WHAT YOU NEED TO DO: Type out the material below exactly.

DATA:
-*-*-

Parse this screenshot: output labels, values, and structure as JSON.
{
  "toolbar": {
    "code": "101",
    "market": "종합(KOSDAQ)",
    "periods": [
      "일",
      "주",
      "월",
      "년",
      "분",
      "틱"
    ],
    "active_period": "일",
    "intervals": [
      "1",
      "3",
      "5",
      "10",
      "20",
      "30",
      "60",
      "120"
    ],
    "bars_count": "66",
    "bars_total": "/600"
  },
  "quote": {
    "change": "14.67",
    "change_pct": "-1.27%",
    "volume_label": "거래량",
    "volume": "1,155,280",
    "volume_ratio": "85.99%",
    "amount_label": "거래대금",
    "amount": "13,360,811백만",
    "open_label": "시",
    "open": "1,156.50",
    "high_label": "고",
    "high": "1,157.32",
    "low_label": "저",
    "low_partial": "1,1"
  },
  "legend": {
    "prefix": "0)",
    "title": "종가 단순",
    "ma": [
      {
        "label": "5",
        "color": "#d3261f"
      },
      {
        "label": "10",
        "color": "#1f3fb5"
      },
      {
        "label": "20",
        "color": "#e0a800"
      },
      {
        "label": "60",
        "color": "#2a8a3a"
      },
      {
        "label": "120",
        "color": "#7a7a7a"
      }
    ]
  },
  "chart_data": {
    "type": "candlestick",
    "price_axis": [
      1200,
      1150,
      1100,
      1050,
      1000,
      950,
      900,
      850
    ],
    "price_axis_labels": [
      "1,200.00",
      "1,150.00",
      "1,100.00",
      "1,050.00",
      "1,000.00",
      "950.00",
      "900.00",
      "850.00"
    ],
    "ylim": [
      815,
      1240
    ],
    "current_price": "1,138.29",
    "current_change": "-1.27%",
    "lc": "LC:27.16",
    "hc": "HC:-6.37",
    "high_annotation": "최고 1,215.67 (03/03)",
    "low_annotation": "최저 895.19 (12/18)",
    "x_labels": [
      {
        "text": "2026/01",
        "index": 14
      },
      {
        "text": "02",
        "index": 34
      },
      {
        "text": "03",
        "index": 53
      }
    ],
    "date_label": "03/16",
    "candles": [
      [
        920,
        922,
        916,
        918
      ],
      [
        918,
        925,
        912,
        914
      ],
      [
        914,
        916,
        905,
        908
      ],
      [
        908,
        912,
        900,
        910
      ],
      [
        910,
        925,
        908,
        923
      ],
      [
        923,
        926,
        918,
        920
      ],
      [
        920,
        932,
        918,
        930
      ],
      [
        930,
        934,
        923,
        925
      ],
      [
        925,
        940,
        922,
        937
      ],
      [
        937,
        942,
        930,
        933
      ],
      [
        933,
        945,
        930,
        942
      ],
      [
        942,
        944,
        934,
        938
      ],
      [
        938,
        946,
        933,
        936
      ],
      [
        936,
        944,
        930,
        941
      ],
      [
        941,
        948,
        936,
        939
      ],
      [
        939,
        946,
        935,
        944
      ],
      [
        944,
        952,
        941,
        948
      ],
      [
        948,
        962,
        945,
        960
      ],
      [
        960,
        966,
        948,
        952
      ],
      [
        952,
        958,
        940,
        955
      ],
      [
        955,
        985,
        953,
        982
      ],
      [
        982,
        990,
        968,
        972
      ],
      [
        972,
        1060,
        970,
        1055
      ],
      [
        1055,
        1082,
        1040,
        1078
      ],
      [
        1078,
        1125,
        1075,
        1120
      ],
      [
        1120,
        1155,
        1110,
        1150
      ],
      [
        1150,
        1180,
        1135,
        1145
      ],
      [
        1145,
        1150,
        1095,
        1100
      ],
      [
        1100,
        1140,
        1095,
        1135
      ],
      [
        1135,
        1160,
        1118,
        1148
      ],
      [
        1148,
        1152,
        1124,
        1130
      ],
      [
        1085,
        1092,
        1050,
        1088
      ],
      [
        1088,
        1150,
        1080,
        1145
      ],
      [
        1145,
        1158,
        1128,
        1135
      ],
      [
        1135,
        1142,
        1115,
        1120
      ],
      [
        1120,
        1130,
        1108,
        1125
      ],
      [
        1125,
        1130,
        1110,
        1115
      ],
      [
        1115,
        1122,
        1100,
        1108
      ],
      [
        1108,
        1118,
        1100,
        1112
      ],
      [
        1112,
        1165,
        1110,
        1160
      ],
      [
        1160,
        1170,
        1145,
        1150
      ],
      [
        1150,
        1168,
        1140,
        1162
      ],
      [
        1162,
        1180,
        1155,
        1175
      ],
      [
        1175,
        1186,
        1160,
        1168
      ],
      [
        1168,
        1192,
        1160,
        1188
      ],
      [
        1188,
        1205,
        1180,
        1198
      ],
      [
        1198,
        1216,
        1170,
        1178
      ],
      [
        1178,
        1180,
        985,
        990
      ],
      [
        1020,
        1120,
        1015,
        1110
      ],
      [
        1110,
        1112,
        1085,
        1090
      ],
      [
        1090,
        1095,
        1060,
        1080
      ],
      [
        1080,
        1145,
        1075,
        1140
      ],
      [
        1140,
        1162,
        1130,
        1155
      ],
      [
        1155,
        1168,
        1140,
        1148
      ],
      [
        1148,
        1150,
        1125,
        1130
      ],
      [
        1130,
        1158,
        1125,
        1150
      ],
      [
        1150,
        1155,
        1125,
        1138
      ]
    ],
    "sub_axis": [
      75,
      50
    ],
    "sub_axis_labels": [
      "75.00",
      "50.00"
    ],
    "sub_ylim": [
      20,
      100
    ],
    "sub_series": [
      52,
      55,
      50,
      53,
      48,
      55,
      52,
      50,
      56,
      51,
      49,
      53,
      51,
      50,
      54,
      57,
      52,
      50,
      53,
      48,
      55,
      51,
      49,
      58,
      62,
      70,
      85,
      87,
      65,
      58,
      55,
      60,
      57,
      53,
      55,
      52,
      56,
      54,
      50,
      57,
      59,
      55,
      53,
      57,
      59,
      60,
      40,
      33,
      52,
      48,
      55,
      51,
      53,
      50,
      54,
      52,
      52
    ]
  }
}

-*-*-

COMPLETED TASK:
Parse this screenshot: output labels, values, and structure as JSON.
{
  "toolbar": {
    "code": "101",
    "market": "종합(KOSDAQ)",
    "periods": [
      "일",
      "주",
      "월",
      "년",
      "분",
      "틱"
    ],
    "active_period": "일",
    "intervals": [
      "1",
      "3",
      "5",
      "10",
      "20",
      "30",
      "60",
      "120"
    ],
    "bars_count": "66",
    "bars_total": "/600"
  },
  "quote": {
    "change": "14.67",
    "change_pct": "-1.27%",
    "volume_label": "거래량",
    "volume": "1,155,280",
    "volume_ratio": "85.99%",
    "amount_label": "거래대금",
    "amount": "13,360,811백만",
    "open_label": "시",
    "open": "1,156.50",
    "high_label": "고",
    "high": "1,157.32",
    "low_label": "저",
    "low_partial": "1,1"
  },
  "legend": {
    "prefix": "0)",
    "title": "종가 단순",
    "ma": [
      {
        "label": "5",
        "color": "#d3261f"
      },
      {
        "label": "10",
        "color": "#1f3fb5"
      },
      {
        "label": "20",
        "color": "#e0a800"
      },
      {
        "label": "60",
        "color": "#2a8a3a"
      },
      {
        "label": "120",
        "color": "#7a7a7a"
      }
    ]
  },
  "chart_data": {
    "type": "candlestick",
    "price_axis": [
      1200,
      1150,
      1100,
      1050,
      1000,
      950,
      900,
      850
    ],
    "price_axis_labels": [
      "1,200.00",
      "1,150.00",
      "1,100.00",
      "1,050.00",
      "1,000.00",
      "950.00",
      "900.00",
      "850.00"
    ],
    "ylim": [
      815,
      1240
    ],
    "current_price": "1,138.29",
    "current_change": "-1.27%",
    "lc": "LC:27.16",
    "hc": "HC:-6.37",
    "high_annotation": "최고 1,215.67 (03/03)",
    "low_annotation": "최저 895.19 (12/18)",
    "x_labels": [
      {
        "text": "2026/01",
        "index": 14
      },
      {
        "text": "02",
        "index": 34
      },
      {
        "text": "03",
        "index": 53
      }
    ],
    "date_label": "03/16",
    "candles": [
      [
        920,
        922,
        916,
        918
      ],
      [
        918,
        925,
        912,
        914
      ],
      [
        914,
        916,
        905,
        908
      ],
      [
        908,
        912,
        900,
        910
      ],
      [
        910,
        925,
        908,
        923
      ],
      [
        923,
        926,
        918,
        920
      ],
      [
        920,
        932,
        918,
        930
      ],
      [
        930,
        934,
        923,
        925
      ],
      [
        925,
        940,
        922,
        937
      ],
      [
        937,
        942,
        930,
        933
      ],
      [
        933,
        945,
        930,
        942
      ],
      [
        942,
        944,
        934,
        938
      ],
      [
        938,
        946,
        933,
        936
      ],
      [
        936,
        944,
        930,
        941
      ],
      [
        941,
        948,
        936,
        939
      ],
      [
        939,
        946,
        935,
        944
      ],
      [
        944,
        952,
        941,
        948
      ],
      [
        948,
        962,
        945,
        960
      ],
      [
        960,
        966,
        948,
        952
      ],
      [
        952,
        958,
        940,
        955
      ],
      [
        955,
        985,
        953,
        982
      ],
      [
        982,
        990,
        968,
        972
      ],
      [
        972,
        1060,
        970,
        1055
      ],
      [
        1055,
        1082,
        1040,
        1078
      ],
      [
        1078,
        1125,
        1075,
        1120
      ],
      [
        1120,
        1155,
        1110,
        1150
      ],
      [
        1150,
        1180,
        1135,
        1145
      ],
      [
        1145,
        1150,
        1095,
        1100
      ],
      [
        1100,
        1140,
        1095,
        1135
      ],
      [
        1135,
        1160,
        1118,
        1148
      ],
      [
        1148,
        1152,
        1124,
        1130
      ],
      [
        1085,
        1092,
        1050,
        1088
      ],
      [
        1088,
        1150,
        1080,
        1145
      ],
      [
        1145,
        1158,
        1128,
        1135
      ],
      [
        1135,
        1142,
        1115,
        1120
      ],
      [
        1120,
        1130,
        1108,
        1125
      ],
      [
        1125,
        1130,
        1110,
        1115
      ],
      [
        1115,
        1122,
        1100,
        1108
      ],
      [
        1108,
        1118,
        1100,
        1112
      ],
      [
        1112,
        1165,
        1110,
        1160
      ],
      [
        1160,
        1170,
        1145,
        1150
      ],
      [
        1150,
        1168,
        1140,
        1162
      ],
      [
        1162,
        1180,
        1155,
        1175
      ],
      [
        1175,
        1186,
        1160,
        1168
      ],
      [
        1168,
        1192,
        1160,
        1188
      ],
      [
        1188,
        1205,
        1180,
        1198
      ],
      [
        1198,
        1216,
        1170,
        1178
      ],
      [
        1178,
        1180,
        985,
        990
      ],
      [
        1020,
        1120,
        1015,
        1110
      ],
      [
        1110,
        1112,
        1085,
        1090
      ],
      [
        1090,
        1095,
        1060,
        1080
      ],
      [
        1080,
        1145,
        1075,
        1140
      ],
      [
        1140,
        1162,
        1130,
        1155
      ],
      [
        1155,
        1168,
        1140,
        1148
      ],
      [
        1148,
        1150,
        1125,
        1130
      ],
      [
        1130,
        1158,
        1125,
        1150
      ],
      [
        1150,
        1155,
        1125,
        1138
      ]
    ],
    "sub_axis": [
      75,
      50
    ],
    "sub_axis_labels": [
      "75.00",
      "50.00"
    ],
    "sub_ylim": [
      20,
      100
    ],
    "sub_series": [
      52,
      55,
      50,
      53,
      48,
      55,
      52,
      50,
      56,
      51,
      49,
      53,
      51,
      50,
      54,
      57,
      52,
      50,
      53,
      48,
      55,
      51,
      49,
      58,
      62,
      70,
      85,
      87,
      65,
      58,
      55,
      60,
      57,
      53,
      55,
      52,
      56,
      54,
      50,
      57,
      59,
      55,
      53,
      57,
      59,
      60,
      40,
      33,
      52,
      48,
      55,
      51,
      53,
      50,
      54,
      52,
      52
    ]
  }
}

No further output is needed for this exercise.